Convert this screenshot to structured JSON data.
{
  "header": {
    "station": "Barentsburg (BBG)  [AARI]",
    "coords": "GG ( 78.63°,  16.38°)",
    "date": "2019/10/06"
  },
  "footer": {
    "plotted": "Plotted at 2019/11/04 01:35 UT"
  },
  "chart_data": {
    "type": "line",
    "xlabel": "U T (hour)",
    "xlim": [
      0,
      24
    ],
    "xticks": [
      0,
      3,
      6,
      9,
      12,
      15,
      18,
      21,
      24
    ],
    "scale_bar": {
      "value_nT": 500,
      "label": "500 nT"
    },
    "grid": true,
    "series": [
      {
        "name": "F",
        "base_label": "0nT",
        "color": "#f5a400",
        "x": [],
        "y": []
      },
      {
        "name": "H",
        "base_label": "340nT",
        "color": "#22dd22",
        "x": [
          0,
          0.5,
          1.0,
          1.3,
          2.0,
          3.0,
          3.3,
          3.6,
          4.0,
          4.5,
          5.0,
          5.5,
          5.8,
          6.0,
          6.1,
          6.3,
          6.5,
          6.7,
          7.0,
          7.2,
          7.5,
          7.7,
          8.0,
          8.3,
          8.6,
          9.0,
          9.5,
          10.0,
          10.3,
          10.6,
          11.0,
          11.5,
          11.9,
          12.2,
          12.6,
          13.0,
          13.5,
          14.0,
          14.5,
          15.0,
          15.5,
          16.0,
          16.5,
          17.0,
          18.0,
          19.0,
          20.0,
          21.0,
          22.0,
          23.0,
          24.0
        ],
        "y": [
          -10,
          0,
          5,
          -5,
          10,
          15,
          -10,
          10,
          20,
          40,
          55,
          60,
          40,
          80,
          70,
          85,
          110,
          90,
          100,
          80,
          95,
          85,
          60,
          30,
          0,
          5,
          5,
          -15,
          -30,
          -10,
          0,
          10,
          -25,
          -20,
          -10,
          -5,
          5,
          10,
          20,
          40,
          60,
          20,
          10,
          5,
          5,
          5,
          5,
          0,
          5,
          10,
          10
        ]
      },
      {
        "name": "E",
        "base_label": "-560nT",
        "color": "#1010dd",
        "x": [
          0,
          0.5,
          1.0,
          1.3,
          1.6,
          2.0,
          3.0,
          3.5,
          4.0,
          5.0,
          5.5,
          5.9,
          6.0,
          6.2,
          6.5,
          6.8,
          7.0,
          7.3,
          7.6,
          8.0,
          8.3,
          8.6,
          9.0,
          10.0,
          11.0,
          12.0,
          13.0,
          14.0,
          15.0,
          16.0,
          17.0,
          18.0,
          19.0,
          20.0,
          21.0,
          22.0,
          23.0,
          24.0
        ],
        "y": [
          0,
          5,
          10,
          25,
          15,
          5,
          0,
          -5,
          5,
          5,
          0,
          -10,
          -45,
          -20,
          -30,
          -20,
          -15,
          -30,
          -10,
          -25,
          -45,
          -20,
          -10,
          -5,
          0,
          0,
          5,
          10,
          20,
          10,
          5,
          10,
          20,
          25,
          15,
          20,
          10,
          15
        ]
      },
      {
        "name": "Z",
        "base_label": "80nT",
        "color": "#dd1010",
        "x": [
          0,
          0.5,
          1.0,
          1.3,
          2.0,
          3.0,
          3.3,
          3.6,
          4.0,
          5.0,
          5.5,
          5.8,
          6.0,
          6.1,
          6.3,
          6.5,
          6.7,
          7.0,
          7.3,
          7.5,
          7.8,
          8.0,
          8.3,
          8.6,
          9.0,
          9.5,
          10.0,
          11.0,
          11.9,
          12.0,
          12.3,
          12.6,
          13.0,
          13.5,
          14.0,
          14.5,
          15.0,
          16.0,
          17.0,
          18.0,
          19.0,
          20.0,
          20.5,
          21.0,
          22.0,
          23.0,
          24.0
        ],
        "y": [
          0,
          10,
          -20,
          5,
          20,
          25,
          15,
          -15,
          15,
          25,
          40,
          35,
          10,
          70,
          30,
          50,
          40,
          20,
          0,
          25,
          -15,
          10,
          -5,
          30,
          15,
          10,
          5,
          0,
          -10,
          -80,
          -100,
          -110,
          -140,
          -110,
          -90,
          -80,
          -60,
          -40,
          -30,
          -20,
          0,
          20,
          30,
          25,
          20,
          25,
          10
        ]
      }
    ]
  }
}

● **What to produce**
Copy the records above exactly as they appear.

● **Exercise response**
Convert this screenshot to structured JSON data.
{
  "header": {
    "station": "Barentsburg (BBG)  [AARI]",
    "coords": "GG ( 78.63°,  16.38°)",
    "date": "2019/10/06"
  },
  "footer": {
    "plotted": "Plotted at 2019/11/04 01:35 UT"
  },
  "chart_data": {
    "type": "line",
    "xlabel": "U T (hour)",
    "xlim": [
      0,
      24
    ],
    "xticks": [
      0,
      3,
      6,
      9,
      12,
      15,
      18,
      21,
      24
    ],
    "scale_bar": {
      "value_nT": 500,
      "label": "500 nT"
    },
    "grid": true,
    "series": [
      {
        "name": "F",
        "base_label": "0nT",
        "color": "#f5a400",
        "x": [],
        "y": []
      },
      {
        "name": "H",
        "base_label": "340nT",
        "color": "#22dd22",
        "x": [
          0,
          0.5,
          1.0,
          1.3,
          2.0,
          3.0,
          3.3,
          3.6,
          4.0,
          4.5,
          5.0,
          5.5,
          5.8,
          6.0,
          6.1,
          6.3,
          6.5,
          6.7,
          7.0,
          7.2,
          7.5,
          7.7,
          8.0,
          8.3,
          8.6,
          9.0,
          9.5,
          10.0,
          10.3,
          10.6,
          11.0,
          11.5,
          11.9,
          12.2,
          12.6,
          13.0,
          13.5,
          14.0,
          14.5,
          15.0,
          15.5,
          16.0,
          16.5,
          17.0,
          18.0,
          19.0,
          20.0,
          21.0,
          22.0,
          23.0,
          24.0
        ],
        "y": [
          -10,
          0,
          5,
          -5,
          10,
          15,
          -10,
          10,
          20,
          40,
          55,
          60,
          40,
          80,
          70,
          85,
          110,
          90,
          100,
          80,
          95,
          85,
          60,
          30,
          0,
          5,
          5,
          -15,
          -30,
          -10,
          0,
          10,
          -25,
          -20,
          -10,
          -5,
          5,
          10,
          20,
          40,
          60,
          20,
          10,
          5,
          5,
          5,
          5,
          0,
          5,
          10,
          10
        ]
      },
      {
        "name": "E",
        "base_label": "-560nT",
        "color": "#1010dd",
        "x": [
          0,
          0.5,
          1.0,
          1.3,
          1.6,
          2.0,
          3.0,
          3.5,
          4.0,
          5.0,
          5.5,
          5.9,
          6.0,
          6.2,
          6.5,
          6.8,
          7.0,
          7.3,
          7.6,
          8.0,
          8.3,
          8.6,
          9.0,
          10.0,
          11.0,
          12.0,
          13.0,
          14.0,
          15.0,
          16.0,
          17.0,
          18.0,
          19.0,
          20.0,
          21.0,
          22.0,
          23.0,
          24.0
        ],
        "y": [
          0,
          5,
          10,
          25,
          15,
          5,
          0,
          -5,
          5,
          5,
          0,
          -10,
          -45,
          -20,
          -30,
          -20,
          -15,
          -30,
          -10,
          -25,
          -45,
          -20,
          -10,
          -5,
          0,
          0,
          5,
          10,
          20,
          10,
          5,
          10,
          20,
          25,
          15,
          20,
          10,
          15
        ]
      },
      {
        "name": "Z",
        "base_label": "80nT",
        "color": "#dd1010",
        "x": [
          0,
          0.5,
          1.0,
          1.3,
          2.0,
          3.0,
          3.3,
          3.6,
          4.0,
          5.0,
          5.5,
          5.8,
          6.0,
          6.1,
          6.3,
          6.5,
          6.7,
          7.0,
          7.3,
          7.5,
          7.8,
          8.0,
          8.3,
          8.6,
          9.0,
          9.5,
          10.0,
          11.0,
          11.9,
          12.0,
          12.3,
          12.6,
          13.0,
          13.5,
          14.0,
          14.5,
          15.0,
          16.0,
          17.0,
          18.0,
          19.0,
          20.0,
          20.5,
          21.0,
          22.0,
          23.0,
          24.0
        ],
        "y": [
          0,
          10,
          -20,
          5,
          20,
          25,
          15,
          -15,
          15,
          25,
          40,
          35,
          10,
          70,
          30,
          50,
          40,
          20,
          0,
          25,
          -15,
          10,
          -5,
          30,
          15,
          10,
          5,
          0,
          -10,
          -80,
          -100,
          -110,
          -140,
          -110,
          -90,
          -80,
          -60,
          -40,
          -30,
          -20,
          0,
          20,
          30,
          25,
          20,
          25,
          10
        ]
      }
    ]
  }
}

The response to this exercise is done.